WHAT THE TASK REQUIRES -
Copy every line that mentions the word "name".

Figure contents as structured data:
************

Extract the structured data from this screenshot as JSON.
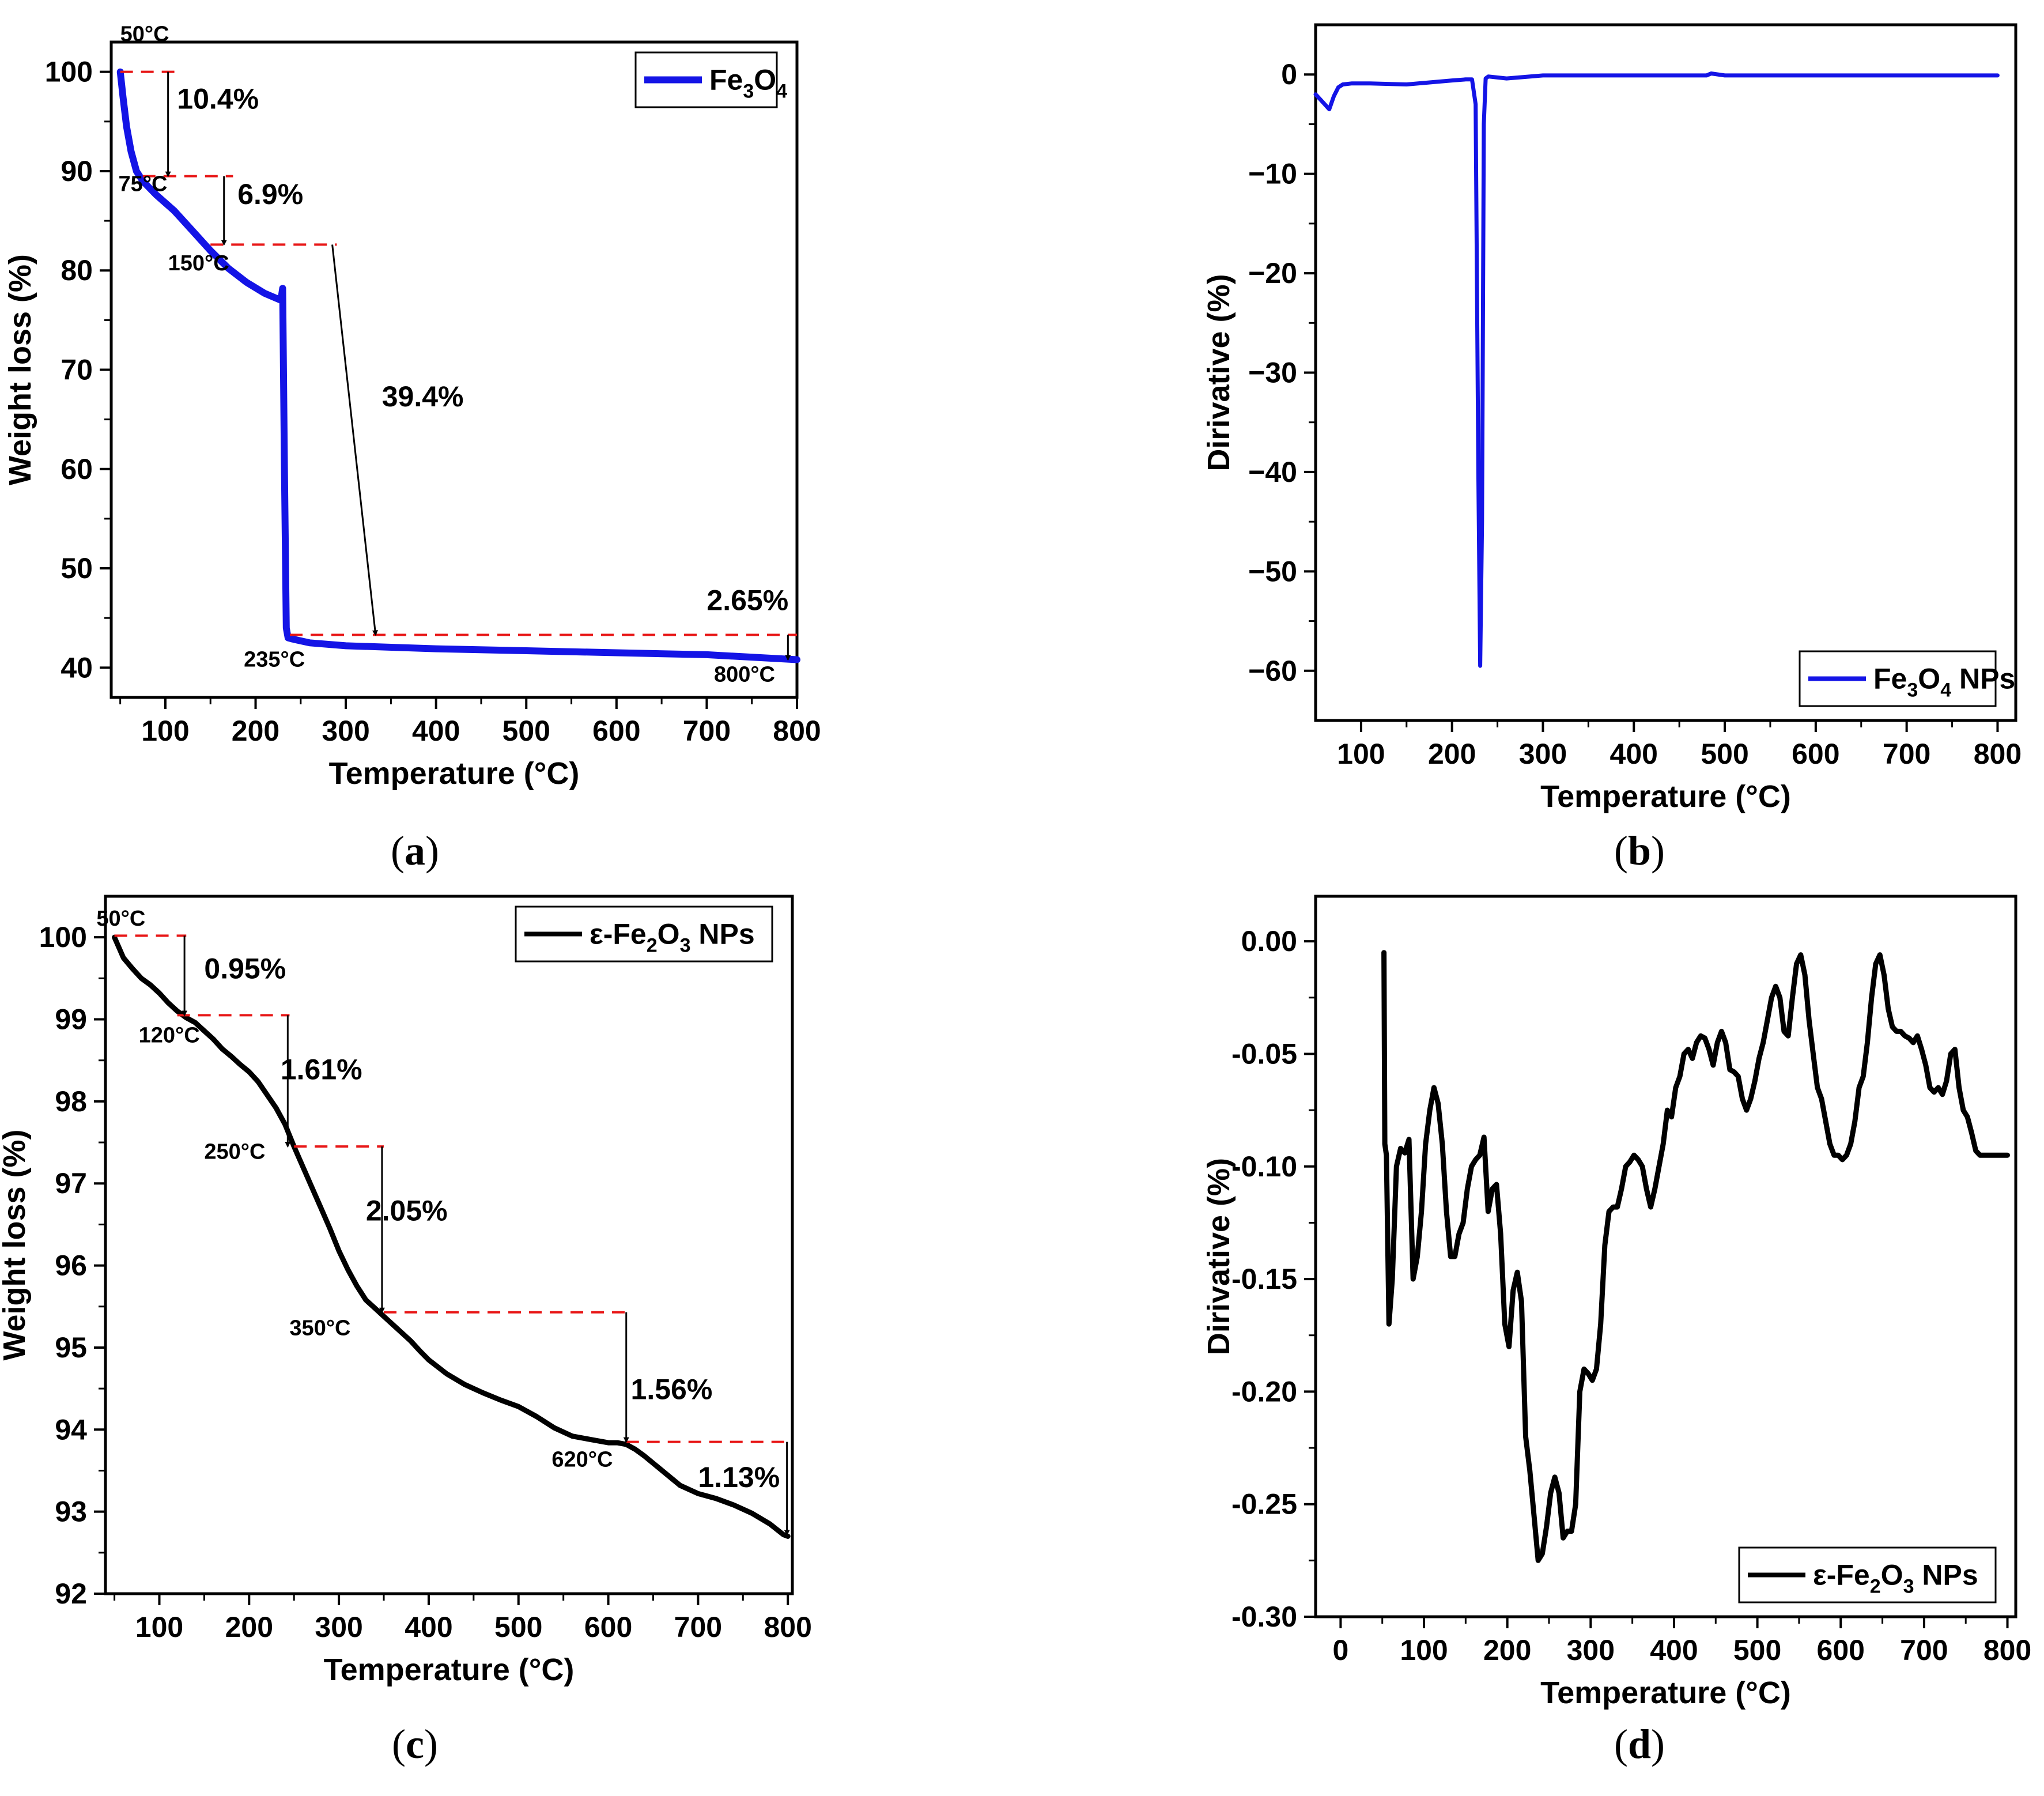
{
  "chart_data": [
    {
      "panel": "a",
      "type": "line",
      "caption": "(a)",
      "xlabel": "Temperature (°C)",
      "ylabel": "Weight loss (%)",
      "xlim": [
        40,
        800
      ],
      "ylim": [
        37,
        103
      ],
      "xticks": [
        100,
        200,
        300,
        400,
        500,
        600,
        700,
        800
      ],
      "yticks": [
        40,
        50,
        60,
        70,
        80,
        90,
        100
      ],
      "legend": {
        "position": "top-right",
        "text": "Fe3O4",
        "parts": [
          [
            "Fe",
            ""
          ],
          [
            "3",
            "sub"
          ],
          [
            "O",
            ""
          ],
          [
            "4",
            "sub"
          ]
        ]
      },
      "color": "#1414e6",
      "series": [
        {
          "name": "Fe3O4",
          "x": [
            50,
            53,
            57,
            62,
            68,
            75,
            90,
            110,
            130,
            150,
            170,
            190,
            210,
            228,
            230,
            232,
            234,
            236,
            240,
            260,
            300,
            400,
            500,
            600,
            700,
            800
          ],
          "y": [
            100,
            97.5,
            94.5,
            92,
            90,
            89,
            87.6,
            86,
            84,
            82,
            80.2,
            78.8,
            77.7,
            77,
            78.2,
            60,
            44,
            43,
            42.9,
            42.5,
            42.2,
            41.9,
            41.7,
            41.5,
            41.3,
            40.8
          ]
        }
      ],
      "annotations": [
        {
          "text": "50°C",
          "x": 50,
          "y": 103.1
        },
        {
          "text": "75°C",
          "x": 48,
          "y": 88
        },
        {
          "text": "150°C",
          "x": 103,
          "y": 80
        },
        {
          "text": "235°C",
          "x": 187,
          "y": 40.1
        },
        {
          "text": "800°C",
          "x": 708,
          "y": 38.6
        },
        {
          "text": "10.4%",
          "x": 113,
          "y": 96.3
        },
        {
          "text": "6.9%",
          "x": 180,
          "y": 86.7
        },
        {
          "text": "39.4%",
          "x": 340,
          "y": 66.3
        },
        {
          "text": "2.65%",
          "x": 700,
          "y": 45.8
        }
      ],
      "dashes": [
        {
          "x1": 50,
          "x2": 110,
          "y": 100
        },
        {
          "x1": 75,
          "x2": 175,
          "y": 89.5
        },
        {
          "x1": 150,
          "x2": 290,
          "y": 82.6
        },
        {
          "x1": 238,
          "x2": 800,
          "y": 43.3
        }
      ],
      "arrows": [
        {
          "x1": 103,
          "y1": 100,
          "x2": 103,
          "y2": 89.5
        },
        {
          "x1": 165,
          "y1": 89.5,
          "x2": 165,
          "y2": 82.6
        },
        {
          "x1": 285,
          "y1": 82.6,
          "x2": 333,
          "y2": 43.3
        },
        {
          "x1": 790,
          "y1": 43.3,
          "x2": 790,
          "y2": 40.8
        }
      ]
    },
    {
      "panel": "b",
      "type": "line",
      "caption": "(b)",
      "xlabel": "Temperature (°C)",
      "ylabel": "Dirivative (%)",
      "xlim": [
        50,
        820
      ],
      "ylim": [
        -65,
        5
      ],
      "xticks": [
        100,
        200,
        300,
        400,
        500,
        600,
        700,
        800
      ],
      "yticks": [
        0,
        -10,
        -20,
        -30,
        -40,
        -50,
        -60
      ],
      "legend": {
        "position": "bottom-right",
        "text": "Fe3O4 NPs",
        "parts": [
          [
            "Fe",
            ""
          ],
          [
            "3",
            "sub"
          ],
          [
            "O",
            ""
          ],
          [
            "4",
            "sub"
          ],
          [
            " NPs",
            ""
          ]
        ]
      },
      "color": "#1414e6",
      "series": [
        {
          "name": "Fe3O4 NPs",
          "x": [
            50,
            55,
            60,
            65,
            70,
            75,
            80,
            90,
            110,
            150,
            200,
            215,
            222,
            226,
            229,
            231,
            233,
            235,
            237,
            240,
            260,
            300,
            400,
            480,
            485,
            500,
            600,
            700,
            800
          ],
          "y": [
            -2,
            -2.5,
            -3,
            -3.5,
            -2.2,
            -1.3,
            -1.0,
            -0.9,
            -0.9,
            -1.0,
            -0.6,
            -0.5,
            -0.5,
            -3,
            -40,
            -59.5,
            -45,
            -5,
            -0.4,
            -0.2,
            -0.4,
            -0.1,
            -0.1,
            -0.1,
            0.1,
            -0.1,
            -0.1,
            -0.1,
            -0.1
          ]
        }
      ]
    },
    {
      "panel": "c",
      "type": "line",
      "caption": "(c)",
      "xlabel": "Temperature (°C)",
      "ylabel": "Weight loss (%)",
      "xlim": [
        40,
        805
      ],
      "ylim": [
        92,
        100.5
      ],
      "xticks": [
        100,
        200,
        300,
        400,
        500,
        600,
        700,
        800
      ],
      "yticks": [
        92,
        93,
        94,
        95,
        96,
        97,
        98,
        99,
        100
      ],
      "legend": {
        "position": "top-right",
        "text": "ε-Fe2O3 NPs",
        "parts": [
          [
            "ε-Fe",
            ""
          ],
          [
            "2",
            "sub"
          ],
          [
            "O",
            ""
          ],
          [
            "3",
            "sub"
          ],
          [
            " NPs",
            ""
          ]
        ]
      },
      "color": "#000000",
      "series": [
        {
          "name": "ε-Fe2O3 NPs",
          "x": [
            50,
            60,
            70,
            80,
            90,
            100,
            110,
            120,
            130,
            140,
            150,
            160,
            170,
            180,
            190,
            200,
            210,
            220,
            230,
            240,
            250,
            260,
            270,
            280,
            290,
            300,
            310,
            320,
            330,
            340,
            350,
            360,
            370,
            380,
            390,
            400,
            420,
            440,
            460,
            480,
            500,
            520,
            540,
            560,
            580,
            600,
            610,
            620,
            630,
            640,
            660,
            680,
            700,
            720,
            740,
            760,
            780,
            795,
            800
          ],
          "y": [
            100,
            99.75,
            99.62,
            99.5,
            99.42,
            99.32,
            99.2,
            99.1,
            99.02,
            98.96,
            98.86,
            98.76,
            98.64,
            98.55,
            98.45,
            98.36,
            98.24,
            98.08,
            97.92,
            97.72,
            97.45,
            97.2,
            96.95,
            96.7,
            96.45,
            96.18,
            95.95,
            95.75,
            95.58,
            95.48,
            95.38,
            95.28,
            95.18,
            95.08,
            94.96,
            94.85,
            94.68,
            94.55,
            94.45,
            94.36,
            94.28,
            94.16,
            94.02,
            93.92,
            93.88,
            93.84,
            93.84,
            93.82,
            93.76,
            93.68,
            93.5,
            93.32,
            93.22,
            93.16,
            93.08,
            92.98,
            92.85,
            92.72,
            92.7
          ]
        }
      ],
      "annotations": [
        {
          "text": "50°C",
          "x": 30,
          "y": 100.14
        },
        {
          "text": "120°C",
          "x": 77,
          "y": 98.72
        },
        {
          "text": "250°C",
          "x": 150,
          "y": 97.3
        },
        {
          "text": "350°C",
          "x": 245,
          "y": 95.15
        },
        {
          "text": "620°C",
          "x": 537,
          "y": 93.55
        },
        {
          "text": "0.95%",
          "x": 150,
          "y": 99.5
        },
        {
          "text": "1.61%",
          "x": 235,
          "y": 98.27
        },
        {
          "text": "2.05%",
          "x": 330,
          "y": 96.55
        },
        {
          "text": "1.56%",
          "x": 625,
          "y": 94.37
        },
        {
          "text": "1.13%",
          "x": 700,
          "y": 93.3
        }
      ],
      "dashes": [
        {
          "x1": 50,
          "x2": 130,
          "y": 100.02
        },
        {
          "x1": 120,
          "x2": 245,
          "y": 99.05
        },
        {
          "x1": 250,
          "x2": 350,
          "y": 97.45
        },
        {
          "x1": 350,
          "x2": 620,
          "y": 95.43
        },
        {
          "x1": 620,
          "x2": 803,
          "y": 93.85
        }
      ],
      "arrows": [
        {
          "x1": 128,
          "y1": 100.02,
          "x2": 128,
          "y2": 99.05
        },
        {
          "x1": 243,
          "y1": 99.05,
          "x2": 243,
          "y2": 97.45
        },
        {
          "x1": 348,
          "y1": 97.45,
          "x2": 348,
          "y2": 95.43
        },
        {
          "x1": 620,
          "y1": 95.43,
          "x2": 620,
          "y2": 93.85
        },
        {
          "x1": 799,
          "y1": 93.85,
          "x2": 799,
          "y2": 92.72
        }
      ]
    },
    {
      "panel": "d",
      "type": "line",
      "caption": "(d)",
      "xlabel": "Temperature (°C)",
      "ylabel": "Dirivative (%)",
      "xlim": [
        -30,
        810
      ],
      "ylim": [
        -0.3,
        0.02
      ],
      "xticks": [
        0,
        100,
        200,
        300,
        400,
        500,
        600,
        700,
        800
      ],
      "yticks": [
        0.0,
        -0.05,
        -0.1,
        -0.15,
        -0.2,
        -0.25,
        -0.3
      ],
      "ytick_labels": [
        "0.00",
        "-0.05",
        "-0.10",
        "-0.15",
        "-0.20",
        "-0.25",
        "-0.30"
      ],
      "legend": {
        "position": "bottom-right",
        "text": "ε-Fe2O3 NPs",
        "parts": [
          [
            "ε-Fe",
            ""
          ],
          [
            "2",
            "sub"
          ],
          [
            "O",
            ""
          ],
          [
            "3",
            "sub"
          ],
          [
            " NPs",
            ""
          ]
        ]
      },
      "color": "#000000",
      "series": [
        {
          "name": "ε-Fe2O3 NPs",
          "x": [
            52,
            53,
            55,
            58,
            62,
            67,
            72,
            77,
            82,
            87,
            92,
            97,
            102,
            107,
            112,
            117,
            122,
            127,
            132,
            137,
            142,
            147,
            152,
            157,
            162,
            167,
            172,
            177,
            182,
            187,
            192,
            197,
            202,
            207,
            212,
            217,
            222,
            227,
            232,
            237,
            242,
            247,
            252,
            257,
            262,
            267,
            272,
            277,
            282,
            287,
            292,
            297,
            302,
            307,
            312,
            317,
            322,
            327,
            332,
            337,
            342,
            347,
            352,
            357,
            362,
            367,
            372,
            377,
            382,
            387,
            392,
            397,
            402,
            407,
            412,
            417,
            422,
            427,
            432,
            437,
            442,
            447,
            452,
            457,
            462,
            467,
            472,
            477,
            482,
            487,
            492,
            497,
            502,
            507,
            512,
            517,
            522,
            527,
            532,
            537,
            542,
            547,
            552,
            557,
            562,
            567,
            572,
            577,
            582,
            587,
            592,
            597,
            602,
            607,
            612,
            617,
            622,
            627,
            632,
            637,
            642,
            647,
            652,
            657,
            662,
            667,
            672,
            677,
            682,
            687,
            692,
            697,
            702,
            707,
            712,
            717,
            722,
            727,
            732,
            737,
            742,
            747,
            752,
            757,
            762,
            767,
            772,
            777,
            782,
            787,
            792,
            797,
            800
          ],
          "y": [
            -0.005,
            -0.09,
            -0.095,
            -0.17,
            -0.15,
            -0.1,
            -0.092,
            -0.094,
            -0.088,
            -0.15,
            -0.14,
            -0.12,
            -0.09,
            -0.075,
            -0.065,
            -0.072,
            -0.09,
            -0.12,
            -0.14,
            -0.14,
            -0.13,
            -0.125,
            -0.11,
            -0.1,
            -0.097,
            -0.095,
            -0.087,
            -0.12,
            -0.11,
            -0.108,
            -0.13,
            -0.17,
            -0.18,
            -0.155,
            -0.147,
            -0.16,
            -0.22,
            -0.235,
            -0.255,
            -0.275,
            -0.272,
            -0.26,
            -0.245,
            -0.238,
            -0.245,
            -0.265,
            -0.262,
            -0.262,
            -0.25,
            -0.2,
            -0.19,
            -0.192,
            -0.195,
            -0.19,
            -0.17,
            -0.135,
            -0.12,
            -0.118,
            -0.118,
            -0.11,
            -0.1,
            -0.098,
            -0.095,
            -0.097,
            -0.1,
            -0.11,
            -0.118,
            -0.11,
            -0.1,
            -0.09,
            -0.075,
            -0.078,
            -0.065,
            -0.06,
            -0.05,
            -0.048,
            -0.052,
            -0.045,
            -0.042,
            -0.043,
            -0.048,
            -0.055,
            -0.045,
            -0.04,
            -0.045,
            -0.057,
            -0.058,
            -0.06,
            -0.07,
            -0.075,
            -0.07,
            -0.062,
            -0.052,
            -0.045,
            -0.035,
            -0.025,
            -0.02,
            -0.025,
            -0.04,
            -0.042,
            -0.025,
            -0.01,
            -0.006,
            -0.015,
            -0.035,
            -0.05,
            -0.065,
            -0.07,
            -0.08,
            -0.09,
            -0.095,
            -0.095,
            -0.097,
            -0.095,
            -0.09,
            -0.08,
            -0.065,
            -0.06,
            -0.045,
            -0.025,
            -0.01,
            -0.006,
            -0.015,
            -0.03,
            -0.038,
            -0.04,
            -0.04,
            -0.042,
            -0.043,
            -0.045,
            -0.042,
            -0.048,
            -0.055,
            -0.065,
            -0.067,
            -0.065,
            -0.068,
            -0.062,
            -0.05,
            -0.048,
            -0.065,
            -0.075,
            -0.078,
            -0.085,
            -0.093,
            -0.095,
            -0.095,
            -0.095,
            -0.095,
            -0.095,
            -0.095,
            -0.095,
            -0.095
          ]
        }
      ]
    }
  ]
}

************

WRITTEN RESPONSE -
          "name": "Fe3O4",
          "name": "Fe3O4 NPs",
          "name": "ε-Fe2O3 NPs",
          "name": "ε-Fe2O3 NPs",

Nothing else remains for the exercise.